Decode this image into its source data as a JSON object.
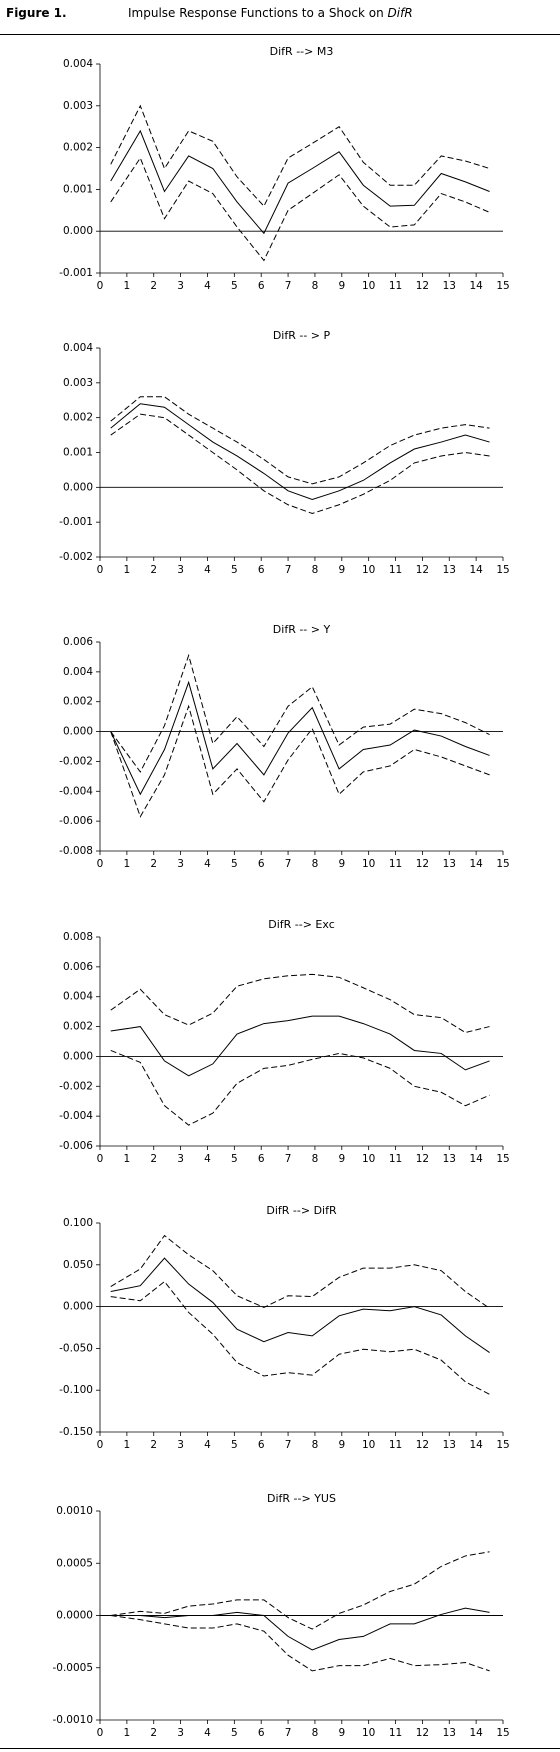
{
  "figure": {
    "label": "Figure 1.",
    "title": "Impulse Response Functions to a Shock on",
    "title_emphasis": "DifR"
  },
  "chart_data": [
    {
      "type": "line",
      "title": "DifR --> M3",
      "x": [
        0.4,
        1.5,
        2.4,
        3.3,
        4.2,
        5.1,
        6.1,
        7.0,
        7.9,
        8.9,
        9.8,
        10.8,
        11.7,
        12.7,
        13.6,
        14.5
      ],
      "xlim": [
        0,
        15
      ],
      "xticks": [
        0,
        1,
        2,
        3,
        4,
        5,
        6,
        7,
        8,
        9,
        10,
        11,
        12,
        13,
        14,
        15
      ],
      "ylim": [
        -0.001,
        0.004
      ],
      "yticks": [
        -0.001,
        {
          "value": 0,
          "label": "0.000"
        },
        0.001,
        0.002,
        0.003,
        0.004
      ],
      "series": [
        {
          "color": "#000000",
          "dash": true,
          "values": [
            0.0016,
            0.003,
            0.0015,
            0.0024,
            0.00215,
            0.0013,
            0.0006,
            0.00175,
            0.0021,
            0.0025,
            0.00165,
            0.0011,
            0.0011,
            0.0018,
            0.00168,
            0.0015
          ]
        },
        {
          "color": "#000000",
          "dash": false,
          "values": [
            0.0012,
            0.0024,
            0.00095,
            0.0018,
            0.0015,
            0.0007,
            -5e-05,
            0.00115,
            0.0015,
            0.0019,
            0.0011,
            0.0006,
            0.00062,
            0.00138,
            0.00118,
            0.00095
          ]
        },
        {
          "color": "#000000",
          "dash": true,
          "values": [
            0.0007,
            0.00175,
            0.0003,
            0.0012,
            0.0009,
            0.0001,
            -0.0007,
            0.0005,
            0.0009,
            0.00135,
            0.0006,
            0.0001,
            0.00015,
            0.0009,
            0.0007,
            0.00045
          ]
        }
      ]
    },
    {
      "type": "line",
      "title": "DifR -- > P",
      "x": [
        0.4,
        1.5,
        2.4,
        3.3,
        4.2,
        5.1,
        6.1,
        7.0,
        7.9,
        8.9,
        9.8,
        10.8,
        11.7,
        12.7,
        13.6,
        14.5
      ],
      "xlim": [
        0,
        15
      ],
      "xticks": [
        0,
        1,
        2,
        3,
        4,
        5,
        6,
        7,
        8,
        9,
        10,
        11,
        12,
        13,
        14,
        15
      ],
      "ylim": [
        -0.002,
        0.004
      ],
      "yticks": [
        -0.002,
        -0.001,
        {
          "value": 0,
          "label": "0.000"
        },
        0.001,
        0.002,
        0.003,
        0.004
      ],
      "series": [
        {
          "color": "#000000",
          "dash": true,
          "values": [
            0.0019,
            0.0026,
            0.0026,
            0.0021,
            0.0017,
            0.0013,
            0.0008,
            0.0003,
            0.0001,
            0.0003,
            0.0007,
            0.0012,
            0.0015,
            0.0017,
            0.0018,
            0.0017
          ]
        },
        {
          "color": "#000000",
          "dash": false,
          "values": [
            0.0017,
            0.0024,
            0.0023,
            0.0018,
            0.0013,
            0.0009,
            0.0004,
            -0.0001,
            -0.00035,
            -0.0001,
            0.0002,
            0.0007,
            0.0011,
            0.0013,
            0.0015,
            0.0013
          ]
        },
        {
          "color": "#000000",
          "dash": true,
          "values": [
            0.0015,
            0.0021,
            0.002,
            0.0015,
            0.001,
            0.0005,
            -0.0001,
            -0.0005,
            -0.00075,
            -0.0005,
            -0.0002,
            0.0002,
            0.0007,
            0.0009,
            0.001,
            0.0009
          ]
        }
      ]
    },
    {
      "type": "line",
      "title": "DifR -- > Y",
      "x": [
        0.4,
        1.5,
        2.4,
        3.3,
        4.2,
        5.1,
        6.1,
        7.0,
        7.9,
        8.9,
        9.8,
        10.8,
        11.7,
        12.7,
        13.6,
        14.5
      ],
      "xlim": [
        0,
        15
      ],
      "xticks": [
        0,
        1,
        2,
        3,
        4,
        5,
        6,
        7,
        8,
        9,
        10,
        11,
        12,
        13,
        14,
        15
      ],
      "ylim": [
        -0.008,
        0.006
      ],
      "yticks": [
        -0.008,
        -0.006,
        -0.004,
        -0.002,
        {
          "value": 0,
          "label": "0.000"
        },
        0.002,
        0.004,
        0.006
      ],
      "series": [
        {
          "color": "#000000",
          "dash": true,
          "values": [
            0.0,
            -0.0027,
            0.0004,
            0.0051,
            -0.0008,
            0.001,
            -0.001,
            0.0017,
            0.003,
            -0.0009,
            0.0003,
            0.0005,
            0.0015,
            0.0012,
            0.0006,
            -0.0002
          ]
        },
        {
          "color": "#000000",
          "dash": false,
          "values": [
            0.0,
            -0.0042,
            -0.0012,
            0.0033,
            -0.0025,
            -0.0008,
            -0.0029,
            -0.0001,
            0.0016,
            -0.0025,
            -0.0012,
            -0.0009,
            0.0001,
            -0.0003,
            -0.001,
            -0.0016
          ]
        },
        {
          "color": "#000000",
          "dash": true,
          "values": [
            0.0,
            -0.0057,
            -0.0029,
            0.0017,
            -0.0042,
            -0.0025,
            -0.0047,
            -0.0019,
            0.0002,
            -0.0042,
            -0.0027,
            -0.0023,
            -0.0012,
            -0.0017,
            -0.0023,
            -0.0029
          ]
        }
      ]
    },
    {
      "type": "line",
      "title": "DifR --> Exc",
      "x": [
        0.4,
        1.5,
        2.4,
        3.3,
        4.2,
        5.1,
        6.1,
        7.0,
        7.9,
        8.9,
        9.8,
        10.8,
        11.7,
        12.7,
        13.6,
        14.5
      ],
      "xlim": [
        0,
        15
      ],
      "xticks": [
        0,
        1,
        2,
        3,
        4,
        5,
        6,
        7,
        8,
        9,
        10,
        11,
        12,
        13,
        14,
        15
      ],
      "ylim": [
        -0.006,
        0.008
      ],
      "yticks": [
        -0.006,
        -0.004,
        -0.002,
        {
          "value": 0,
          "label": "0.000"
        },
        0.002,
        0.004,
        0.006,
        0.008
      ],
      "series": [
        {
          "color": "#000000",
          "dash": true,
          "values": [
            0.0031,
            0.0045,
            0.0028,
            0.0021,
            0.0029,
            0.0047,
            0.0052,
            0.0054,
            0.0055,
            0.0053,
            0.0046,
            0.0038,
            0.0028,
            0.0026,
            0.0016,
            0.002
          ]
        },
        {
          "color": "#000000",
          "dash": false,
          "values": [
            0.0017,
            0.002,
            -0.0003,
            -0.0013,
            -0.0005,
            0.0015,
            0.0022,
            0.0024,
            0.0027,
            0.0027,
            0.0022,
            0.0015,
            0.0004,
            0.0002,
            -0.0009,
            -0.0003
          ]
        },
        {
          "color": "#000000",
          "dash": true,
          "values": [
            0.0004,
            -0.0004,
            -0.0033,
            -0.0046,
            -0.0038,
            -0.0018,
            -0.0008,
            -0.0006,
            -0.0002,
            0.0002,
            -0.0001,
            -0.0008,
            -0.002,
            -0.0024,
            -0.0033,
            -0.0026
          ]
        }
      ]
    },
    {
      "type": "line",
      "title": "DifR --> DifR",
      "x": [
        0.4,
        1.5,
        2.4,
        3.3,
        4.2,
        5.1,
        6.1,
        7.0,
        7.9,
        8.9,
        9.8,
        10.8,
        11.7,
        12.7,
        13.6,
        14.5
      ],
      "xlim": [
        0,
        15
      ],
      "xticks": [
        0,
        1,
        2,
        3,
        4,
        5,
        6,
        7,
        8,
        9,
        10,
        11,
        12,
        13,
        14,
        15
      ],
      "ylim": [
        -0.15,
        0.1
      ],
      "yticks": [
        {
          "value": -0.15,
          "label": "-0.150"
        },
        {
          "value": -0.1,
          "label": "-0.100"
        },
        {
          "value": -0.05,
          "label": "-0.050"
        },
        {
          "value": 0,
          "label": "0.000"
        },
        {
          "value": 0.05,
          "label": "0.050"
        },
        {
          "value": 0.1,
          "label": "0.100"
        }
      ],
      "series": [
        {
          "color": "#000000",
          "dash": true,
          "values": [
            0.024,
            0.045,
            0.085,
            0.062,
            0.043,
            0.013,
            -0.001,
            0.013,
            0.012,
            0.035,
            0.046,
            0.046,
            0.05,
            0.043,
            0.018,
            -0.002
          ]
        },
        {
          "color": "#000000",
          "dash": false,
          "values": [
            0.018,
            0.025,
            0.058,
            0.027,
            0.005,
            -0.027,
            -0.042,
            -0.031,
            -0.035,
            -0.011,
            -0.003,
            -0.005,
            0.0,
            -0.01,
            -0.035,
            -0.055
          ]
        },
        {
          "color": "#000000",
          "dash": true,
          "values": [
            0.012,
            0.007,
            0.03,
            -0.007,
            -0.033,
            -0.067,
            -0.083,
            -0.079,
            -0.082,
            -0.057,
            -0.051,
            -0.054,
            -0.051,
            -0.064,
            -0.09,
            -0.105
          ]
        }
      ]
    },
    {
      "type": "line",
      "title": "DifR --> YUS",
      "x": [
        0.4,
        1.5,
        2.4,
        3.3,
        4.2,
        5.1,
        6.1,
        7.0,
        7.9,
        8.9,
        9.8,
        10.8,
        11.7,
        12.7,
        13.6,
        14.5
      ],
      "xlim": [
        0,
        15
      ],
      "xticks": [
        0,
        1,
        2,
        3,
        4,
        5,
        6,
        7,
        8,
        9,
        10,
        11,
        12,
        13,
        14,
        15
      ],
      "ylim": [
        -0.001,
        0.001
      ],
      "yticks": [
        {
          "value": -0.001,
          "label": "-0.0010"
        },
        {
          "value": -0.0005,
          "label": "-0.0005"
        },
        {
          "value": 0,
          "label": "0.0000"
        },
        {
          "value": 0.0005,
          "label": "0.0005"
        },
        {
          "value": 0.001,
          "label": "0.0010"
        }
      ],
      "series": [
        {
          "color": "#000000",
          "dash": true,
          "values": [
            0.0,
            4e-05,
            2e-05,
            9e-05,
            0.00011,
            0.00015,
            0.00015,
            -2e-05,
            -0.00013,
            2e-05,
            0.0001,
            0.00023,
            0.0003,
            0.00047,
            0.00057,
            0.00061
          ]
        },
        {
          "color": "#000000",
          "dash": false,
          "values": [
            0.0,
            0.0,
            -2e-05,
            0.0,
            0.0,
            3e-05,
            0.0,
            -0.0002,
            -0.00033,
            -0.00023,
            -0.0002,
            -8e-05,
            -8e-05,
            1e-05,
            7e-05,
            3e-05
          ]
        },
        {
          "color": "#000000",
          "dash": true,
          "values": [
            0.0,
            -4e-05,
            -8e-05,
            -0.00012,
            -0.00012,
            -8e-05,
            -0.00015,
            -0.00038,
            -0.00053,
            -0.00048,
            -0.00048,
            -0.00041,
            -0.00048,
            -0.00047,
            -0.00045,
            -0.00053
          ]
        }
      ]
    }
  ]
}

DIRECTION
Of the lines in the material above, state how many contain the string "DifR"; give no other text.

RESULT
7